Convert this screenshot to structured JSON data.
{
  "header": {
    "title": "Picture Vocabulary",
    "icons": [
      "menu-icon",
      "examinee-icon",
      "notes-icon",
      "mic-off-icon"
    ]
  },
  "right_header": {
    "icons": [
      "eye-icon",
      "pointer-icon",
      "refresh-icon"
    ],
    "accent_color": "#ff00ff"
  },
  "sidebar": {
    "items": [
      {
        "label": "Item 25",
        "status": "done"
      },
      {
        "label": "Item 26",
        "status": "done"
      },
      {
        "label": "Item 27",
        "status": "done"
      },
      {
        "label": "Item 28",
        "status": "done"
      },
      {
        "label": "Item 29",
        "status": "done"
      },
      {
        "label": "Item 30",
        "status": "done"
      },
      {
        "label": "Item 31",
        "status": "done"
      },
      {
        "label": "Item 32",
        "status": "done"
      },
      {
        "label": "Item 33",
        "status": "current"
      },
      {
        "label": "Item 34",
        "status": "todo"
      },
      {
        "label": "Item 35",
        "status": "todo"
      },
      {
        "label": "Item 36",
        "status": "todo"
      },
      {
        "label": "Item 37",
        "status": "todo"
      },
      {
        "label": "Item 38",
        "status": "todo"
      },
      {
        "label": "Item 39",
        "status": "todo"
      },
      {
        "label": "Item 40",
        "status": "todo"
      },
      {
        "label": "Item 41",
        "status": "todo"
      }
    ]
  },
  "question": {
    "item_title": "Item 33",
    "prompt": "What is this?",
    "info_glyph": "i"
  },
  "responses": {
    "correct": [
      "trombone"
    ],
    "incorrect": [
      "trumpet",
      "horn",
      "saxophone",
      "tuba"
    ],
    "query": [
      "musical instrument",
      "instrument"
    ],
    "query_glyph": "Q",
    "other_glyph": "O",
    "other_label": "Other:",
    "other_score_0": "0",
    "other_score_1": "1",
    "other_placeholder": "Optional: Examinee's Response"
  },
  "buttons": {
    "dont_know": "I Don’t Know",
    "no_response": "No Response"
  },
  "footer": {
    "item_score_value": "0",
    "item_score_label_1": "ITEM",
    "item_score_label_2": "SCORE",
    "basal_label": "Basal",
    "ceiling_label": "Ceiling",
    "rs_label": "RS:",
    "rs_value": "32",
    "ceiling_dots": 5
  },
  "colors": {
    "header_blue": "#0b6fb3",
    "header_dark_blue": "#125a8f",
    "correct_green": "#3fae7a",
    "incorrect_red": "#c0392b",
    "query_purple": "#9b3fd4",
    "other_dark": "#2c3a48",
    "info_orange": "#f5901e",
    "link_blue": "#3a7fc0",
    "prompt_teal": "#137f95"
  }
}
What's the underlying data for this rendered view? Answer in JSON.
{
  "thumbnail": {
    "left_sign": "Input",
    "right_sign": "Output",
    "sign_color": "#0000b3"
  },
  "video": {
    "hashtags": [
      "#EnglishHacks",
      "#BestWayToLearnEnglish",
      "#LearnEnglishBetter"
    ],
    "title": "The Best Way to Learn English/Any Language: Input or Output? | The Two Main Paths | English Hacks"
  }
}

**Written request**
Transcribe exactly the line containing "What's the underlying" and all remaining lines of the material, ending with the last one.

**Task result**
What's the underlying data for this rendered view? Answer in JSON.
{
  "thumbnail": {
    "left_sign": "Input",
    "right_sign": "Output",
    "sign_color": "#0000b3"
  },
  "video": {
    "hashtags": [
      "#EnglishHacks",
      "#BestWayToLearnEnglish",
      "#LearnEnglishBetter"
    ],
    "title": "The Best Way to Learn English/Any Language: Input or Output? | The Two Main Paths | English Hacks"
  }
}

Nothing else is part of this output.